Extracted records
◆ ◆ ◆
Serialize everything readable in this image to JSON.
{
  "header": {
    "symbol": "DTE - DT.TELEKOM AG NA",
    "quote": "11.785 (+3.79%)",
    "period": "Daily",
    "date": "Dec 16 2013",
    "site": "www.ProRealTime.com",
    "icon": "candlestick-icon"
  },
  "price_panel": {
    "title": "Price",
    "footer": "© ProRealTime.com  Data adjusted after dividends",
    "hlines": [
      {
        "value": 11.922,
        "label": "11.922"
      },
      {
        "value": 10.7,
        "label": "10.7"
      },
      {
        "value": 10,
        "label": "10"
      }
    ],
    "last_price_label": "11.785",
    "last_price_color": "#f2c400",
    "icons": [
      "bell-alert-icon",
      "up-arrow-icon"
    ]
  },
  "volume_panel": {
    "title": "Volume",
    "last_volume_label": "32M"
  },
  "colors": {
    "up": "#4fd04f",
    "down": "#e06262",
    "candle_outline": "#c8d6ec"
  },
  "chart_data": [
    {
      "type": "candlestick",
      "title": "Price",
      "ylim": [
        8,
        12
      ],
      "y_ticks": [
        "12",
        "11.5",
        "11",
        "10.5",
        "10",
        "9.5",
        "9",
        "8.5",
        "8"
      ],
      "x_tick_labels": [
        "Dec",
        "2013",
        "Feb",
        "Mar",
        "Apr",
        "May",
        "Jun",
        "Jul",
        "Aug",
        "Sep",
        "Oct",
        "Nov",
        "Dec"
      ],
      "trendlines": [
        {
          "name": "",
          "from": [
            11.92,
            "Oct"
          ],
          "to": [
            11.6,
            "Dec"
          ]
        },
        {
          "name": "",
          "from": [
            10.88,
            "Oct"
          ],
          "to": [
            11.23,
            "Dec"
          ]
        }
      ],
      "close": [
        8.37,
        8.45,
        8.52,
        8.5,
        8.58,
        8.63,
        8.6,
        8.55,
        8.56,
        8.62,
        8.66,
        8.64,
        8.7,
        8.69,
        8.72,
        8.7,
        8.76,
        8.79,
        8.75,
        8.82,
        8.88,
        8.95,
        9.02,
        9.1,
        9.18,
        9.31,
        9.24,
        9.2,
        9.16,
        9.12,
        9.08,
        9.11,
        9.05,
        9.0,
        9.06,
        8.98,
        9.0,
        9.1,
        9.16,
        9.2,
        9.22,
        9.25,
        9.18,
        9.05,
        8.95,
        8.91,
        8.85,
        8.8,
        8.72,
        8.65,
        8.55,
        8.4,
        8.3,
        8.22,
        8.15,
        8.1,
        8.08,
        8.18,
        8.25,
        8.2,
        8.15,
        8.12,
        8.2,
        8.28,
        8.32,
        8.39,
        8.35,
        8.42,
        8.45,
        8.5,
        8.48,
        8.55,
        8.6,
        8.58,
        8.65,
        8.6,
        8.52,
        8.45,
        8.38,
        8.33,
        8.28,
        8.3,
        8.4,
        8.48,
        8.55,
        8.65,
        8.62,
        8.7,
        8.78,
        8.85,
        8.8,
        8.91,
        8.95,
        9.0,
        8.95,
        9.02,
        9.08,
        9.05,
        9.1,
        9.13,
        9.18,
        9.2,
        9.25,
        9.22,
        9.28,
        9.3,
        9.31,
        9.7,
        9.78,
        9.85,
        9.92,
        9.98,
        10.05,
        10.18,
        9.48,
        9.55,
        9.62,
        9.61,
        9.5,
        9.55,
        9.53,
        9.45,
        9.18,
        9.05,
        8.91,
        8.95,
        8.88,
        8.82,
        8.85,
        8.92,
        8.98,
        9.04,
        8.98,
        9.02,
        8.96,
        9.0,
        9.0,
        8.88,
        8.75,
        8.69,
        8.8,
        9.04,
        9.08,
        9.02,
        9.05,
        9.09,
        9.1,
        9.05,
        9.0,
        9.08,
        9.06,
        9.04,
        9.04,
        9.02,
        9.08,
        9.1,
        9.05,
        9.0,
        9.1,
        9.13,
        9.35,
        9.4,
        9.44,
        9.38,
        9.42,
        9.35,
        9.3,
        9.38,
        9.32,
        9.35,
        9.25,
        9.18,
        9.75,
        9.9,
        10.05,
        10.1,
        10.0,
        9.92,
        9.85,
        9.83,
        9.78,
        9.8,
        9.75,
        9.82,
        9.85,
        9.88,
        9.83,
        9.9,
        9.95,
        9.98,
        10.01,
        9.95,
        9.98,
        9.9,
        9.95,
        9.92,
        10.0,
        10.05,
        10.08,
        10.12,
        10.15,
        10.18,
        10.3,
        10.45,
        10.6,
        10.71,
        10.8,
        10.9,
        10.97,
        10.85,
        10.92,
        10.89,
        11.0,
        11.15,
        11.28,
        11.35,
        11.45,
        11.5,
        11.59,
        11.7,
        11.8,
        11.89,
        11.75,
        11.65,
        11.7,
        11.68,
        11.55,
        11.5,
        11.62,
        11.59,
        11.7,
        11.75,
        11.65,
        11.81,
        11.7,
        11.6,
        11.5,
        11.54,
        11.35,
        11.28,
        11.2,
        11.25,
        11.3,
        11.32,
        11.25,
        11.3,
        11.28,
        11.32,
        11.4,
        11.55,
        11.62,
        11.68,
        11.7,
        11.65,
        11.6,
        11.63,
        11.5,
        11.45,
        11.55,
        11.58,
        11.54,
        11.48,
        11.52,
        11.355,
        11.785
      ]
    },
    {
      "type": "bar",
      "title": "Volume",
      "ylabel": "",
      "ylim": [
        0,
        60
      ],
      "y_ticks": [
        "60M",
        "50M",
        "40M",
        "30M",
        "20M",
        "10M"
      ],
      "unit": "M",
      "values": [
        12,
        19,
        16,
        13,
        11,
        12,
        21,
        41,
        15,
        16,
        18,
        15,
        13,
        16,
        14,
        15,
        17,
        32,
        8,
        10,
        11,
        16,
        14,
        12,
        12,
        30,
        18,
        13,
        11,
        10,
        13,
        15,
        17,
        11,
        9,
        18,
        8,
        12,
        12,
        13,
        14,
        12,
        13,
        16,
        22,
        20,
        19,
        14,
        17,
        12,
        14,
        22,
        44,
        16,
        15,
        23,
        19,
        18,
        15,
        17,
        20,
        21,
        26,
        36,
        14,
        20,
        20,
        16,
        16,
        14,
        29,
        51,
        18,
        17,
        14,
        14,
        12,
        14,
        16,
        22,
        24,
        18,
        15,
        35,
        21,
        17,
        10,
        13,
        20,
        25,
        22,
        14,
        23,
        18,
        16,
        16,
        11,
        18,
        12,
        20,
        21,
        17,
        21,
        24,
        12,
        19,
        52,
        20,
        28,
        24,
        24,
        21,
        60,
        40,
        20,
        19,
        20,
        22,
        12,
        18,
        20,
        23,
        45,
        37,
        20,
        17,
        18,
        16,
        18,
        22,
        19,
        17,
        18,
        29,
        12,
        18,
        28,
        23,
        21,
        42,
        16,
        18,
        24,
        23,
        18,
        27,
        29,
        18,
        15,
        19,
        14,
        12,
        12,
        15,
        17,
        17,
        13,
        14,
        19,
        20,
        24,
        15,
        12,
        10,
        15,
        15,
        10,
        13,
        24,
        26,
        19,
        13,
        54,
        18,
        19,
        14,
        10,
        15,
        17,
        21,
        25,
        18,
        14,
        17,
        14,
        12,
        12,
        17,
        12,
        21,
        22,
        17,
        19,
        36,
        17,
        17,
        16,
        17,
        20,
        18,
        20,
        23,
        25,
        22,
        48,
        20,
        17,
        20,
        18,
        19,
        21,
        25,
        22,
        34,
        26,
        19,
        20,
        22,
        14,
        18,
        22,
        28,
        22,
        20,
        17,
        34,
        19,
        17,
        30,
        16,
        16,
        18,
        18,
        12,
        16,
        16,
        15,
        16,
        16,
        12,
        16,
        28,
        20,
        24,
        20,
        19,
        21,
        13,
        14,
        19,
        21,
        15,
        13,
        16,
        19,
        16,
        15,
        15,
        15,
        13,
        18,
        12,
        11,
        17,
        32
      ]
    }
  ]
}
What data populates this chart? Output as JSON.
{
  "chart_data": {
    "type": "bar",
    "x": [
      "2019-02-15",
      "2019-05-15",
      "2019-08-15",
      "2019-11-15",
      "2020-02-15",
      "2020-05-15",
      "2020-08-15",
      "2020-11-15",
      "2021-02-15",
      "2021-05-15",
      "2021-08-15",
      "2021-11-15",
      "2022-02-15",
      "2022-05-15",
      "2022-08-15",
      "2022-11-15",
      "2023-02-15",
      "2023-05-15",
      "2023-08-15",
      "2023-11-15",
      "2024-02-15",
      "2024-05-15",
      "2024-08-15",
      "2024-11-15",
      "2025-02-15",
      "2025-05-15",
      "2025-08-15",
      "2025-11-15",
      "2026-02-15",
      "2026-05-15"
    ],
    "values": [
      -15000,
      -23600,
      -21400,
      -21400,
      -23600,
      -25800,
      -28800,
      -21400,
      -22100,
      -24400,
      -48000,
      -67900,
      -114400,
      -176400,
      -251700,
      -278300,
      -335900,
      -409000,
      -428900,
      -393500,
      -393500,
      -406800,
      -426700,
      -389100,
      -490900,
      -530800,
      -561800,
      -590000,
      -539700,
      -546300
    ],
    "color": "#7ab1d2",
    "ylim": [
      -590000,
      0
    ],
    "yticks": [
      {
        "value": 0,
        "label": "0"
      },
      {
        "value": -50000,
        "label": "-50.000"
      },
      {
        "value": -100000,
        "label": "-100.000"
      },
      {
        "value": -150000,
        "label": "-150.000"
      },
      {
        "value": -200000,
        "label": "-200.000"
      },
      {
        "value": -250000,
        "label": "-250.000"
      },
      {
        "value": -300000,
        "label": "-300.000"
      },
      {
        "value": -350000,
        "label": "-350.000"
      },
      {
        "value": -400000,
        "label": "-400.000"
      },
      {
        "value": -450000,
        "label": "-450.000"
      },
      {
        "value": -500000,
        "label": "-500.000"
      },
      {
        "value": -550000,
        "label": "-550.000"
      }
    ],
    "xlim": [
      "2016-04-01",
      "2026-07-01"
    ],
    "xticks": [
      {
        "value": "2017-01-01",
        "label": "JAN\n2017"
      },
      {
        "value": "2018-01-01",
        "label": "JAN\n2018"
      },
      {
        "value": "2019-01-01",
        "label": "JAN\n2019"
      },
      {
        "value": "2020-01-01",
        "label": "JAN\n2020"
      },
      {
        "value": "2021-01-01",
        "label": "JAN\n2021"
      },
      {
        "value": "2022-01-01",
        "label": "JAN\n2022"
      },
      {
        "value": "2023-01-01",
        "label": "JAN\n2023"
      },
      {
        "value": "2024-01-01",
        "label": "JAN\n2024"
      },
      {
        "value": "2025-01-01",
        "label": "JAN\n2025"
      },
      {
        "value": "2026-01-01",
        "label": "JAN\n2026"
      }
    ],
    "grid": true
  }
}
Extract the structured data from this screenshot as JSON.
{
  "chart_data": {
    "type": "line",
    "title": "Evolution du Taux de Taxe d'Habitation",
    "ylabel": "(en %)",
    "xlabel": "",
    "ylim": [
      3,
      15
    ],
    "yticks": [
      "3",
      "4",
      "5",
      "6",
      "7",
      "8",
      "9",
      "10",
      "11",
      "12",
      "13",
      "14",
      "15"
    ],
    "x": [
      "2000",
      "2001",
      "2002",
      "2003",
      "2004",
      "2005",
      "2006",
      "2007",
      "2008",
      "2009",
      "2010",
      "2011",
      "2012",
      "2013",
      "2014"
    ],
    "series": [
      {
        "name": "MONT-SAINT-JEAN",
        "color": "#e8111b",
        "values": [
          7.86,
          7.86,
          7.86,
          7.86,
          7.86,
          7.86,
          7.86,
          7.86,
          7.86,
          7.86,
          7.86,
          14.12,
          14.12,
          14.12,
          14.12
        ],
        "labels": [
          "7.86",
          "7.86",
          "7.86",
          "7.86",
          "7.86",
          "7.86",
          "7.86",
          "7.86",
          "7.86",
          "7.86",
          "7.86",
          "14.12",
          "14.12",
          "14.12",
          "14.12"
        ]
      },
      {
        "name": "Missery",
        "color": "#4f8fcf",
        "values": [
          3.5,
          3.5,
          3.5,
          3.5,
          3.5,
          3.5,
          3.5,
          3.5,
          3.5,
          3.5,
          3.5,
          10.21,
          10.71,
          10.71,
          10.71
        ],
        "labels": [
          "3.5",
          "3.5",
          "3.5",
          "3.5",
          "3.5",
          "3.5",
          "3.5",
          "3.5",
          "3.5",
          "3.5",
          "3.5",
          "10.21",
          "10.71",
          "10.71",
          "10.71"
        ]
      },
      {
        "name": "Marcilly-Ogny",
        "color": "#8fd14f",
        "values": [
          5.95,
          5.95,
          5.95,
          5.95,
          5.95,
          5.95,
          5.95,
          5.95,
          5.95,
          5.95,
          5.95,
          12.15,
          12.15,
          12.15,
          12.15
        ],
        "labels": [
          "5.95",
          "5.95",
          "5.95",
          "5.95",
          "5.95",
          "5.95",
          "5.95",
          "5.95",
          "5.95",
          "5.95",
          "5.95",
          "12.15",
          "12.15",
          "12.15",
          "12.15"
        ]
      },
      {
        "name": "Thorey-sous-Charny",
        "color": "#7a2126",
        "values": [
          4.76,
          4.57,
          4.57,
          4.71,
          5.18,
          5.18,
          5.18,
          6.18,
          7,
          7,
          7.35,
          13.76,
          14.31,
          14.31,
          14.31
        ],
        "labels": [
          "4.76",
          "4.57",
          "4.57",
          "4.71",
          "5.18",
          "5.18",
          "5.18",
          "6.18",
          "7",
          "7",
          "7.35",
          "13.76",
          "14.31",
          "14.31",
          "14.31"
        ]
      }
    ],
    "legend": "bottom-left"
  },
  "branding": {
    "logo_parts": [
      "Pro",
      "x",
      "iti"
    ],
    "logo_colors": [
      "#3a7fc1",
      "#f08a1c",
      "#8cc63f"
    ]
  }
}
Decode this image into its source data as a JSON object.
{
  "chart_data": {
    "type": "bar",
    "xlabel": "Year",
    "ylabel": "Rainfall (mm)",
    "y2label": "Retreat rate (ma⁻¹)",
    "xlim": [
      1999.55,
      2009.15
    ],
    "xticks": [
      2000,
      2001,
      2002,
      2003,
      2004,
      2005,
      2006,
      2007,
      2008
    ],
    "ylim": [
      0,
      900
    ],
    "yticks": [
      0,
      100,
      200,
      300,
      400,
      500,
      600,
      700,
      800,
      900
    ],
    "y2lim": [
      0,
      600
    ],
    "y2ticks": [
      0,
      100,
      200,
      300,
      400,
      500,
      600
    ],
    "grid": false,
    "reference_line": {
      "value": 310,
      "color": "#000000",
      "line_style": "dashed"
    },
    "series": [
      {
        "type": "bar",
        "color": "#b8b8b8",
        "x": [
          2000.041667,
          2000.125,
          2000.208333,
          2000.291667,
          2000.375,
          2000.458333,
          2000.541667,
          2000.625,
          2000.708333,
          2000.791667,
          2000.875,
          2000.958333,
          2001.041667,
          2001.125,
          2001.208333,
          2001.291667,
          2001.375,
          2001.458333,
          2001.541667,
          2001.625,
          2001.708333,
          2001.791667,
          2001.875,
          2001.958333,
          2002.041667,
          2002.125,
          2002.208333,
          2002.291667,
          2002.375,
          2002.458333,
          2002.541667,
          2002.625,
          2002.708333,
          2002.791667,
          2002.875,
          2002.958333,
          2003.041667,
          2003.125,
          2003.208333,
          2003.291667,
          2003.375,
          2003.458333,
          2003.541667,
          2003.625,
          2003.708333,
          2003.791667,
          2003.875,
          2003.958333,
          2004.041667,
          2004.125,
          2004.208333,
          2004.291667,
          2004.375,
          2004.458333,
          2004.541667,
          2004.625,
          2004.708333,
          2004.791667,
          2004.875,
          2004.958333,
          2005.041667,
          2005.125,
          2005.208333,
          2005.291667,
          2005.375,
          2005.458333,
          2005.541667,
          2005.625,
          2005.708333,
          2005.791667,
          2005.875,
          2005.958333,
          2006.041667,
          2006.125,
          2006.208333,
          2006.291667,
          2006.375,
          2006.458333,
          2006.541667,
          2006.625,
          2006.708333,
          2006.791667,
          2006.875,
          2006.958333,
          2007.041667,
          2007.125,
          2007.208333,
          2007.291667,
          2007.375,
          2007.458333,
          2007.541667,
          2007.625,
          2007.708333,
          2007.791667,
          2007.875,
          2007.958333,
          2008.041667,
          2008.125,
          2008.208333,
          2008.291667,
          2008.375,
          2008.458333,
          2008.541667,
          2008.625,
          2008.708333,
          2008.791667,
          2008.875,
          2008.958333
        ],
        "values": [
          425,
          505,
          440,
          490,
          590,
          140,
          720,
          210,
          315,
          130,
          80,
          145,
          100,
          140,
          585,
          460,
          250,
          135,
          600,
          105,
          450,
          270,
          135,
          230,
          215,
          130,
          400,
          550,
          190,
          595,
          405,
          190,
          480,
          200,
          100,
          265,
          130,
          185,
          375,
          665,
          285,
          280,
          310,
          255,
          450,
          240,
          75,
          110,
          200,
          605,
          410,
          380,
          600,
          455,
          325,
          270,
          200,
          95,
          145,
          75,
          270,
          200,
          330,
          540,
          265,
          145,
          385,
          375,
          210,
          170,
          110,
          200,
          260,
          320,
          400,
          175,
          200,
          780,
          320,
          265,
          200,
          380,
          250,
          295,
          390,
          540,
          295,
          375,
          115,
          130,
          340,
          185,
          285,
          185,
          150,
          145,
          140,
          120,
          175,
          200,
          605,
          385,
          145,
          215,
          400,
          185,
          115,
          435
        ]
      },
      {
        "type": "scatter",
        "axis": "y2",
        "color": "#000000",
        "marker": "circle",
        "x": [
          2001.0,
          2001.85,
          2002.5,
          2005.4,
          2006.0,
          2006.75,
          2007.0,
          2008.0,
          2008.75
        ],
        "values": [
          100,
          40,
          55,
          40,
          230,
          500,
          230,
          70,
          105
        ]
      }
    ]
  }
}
◆ ◆ ◆
Check each line of the entries above for the word "this". List the ones that have it.

THE COMPLETED TASK
Serialize everything readable in this image to JSON.
What data populates this chart? Output as JSON.
Extract the structured data from this screenshot as JSON.
Decode this image into its source data as a JSON object.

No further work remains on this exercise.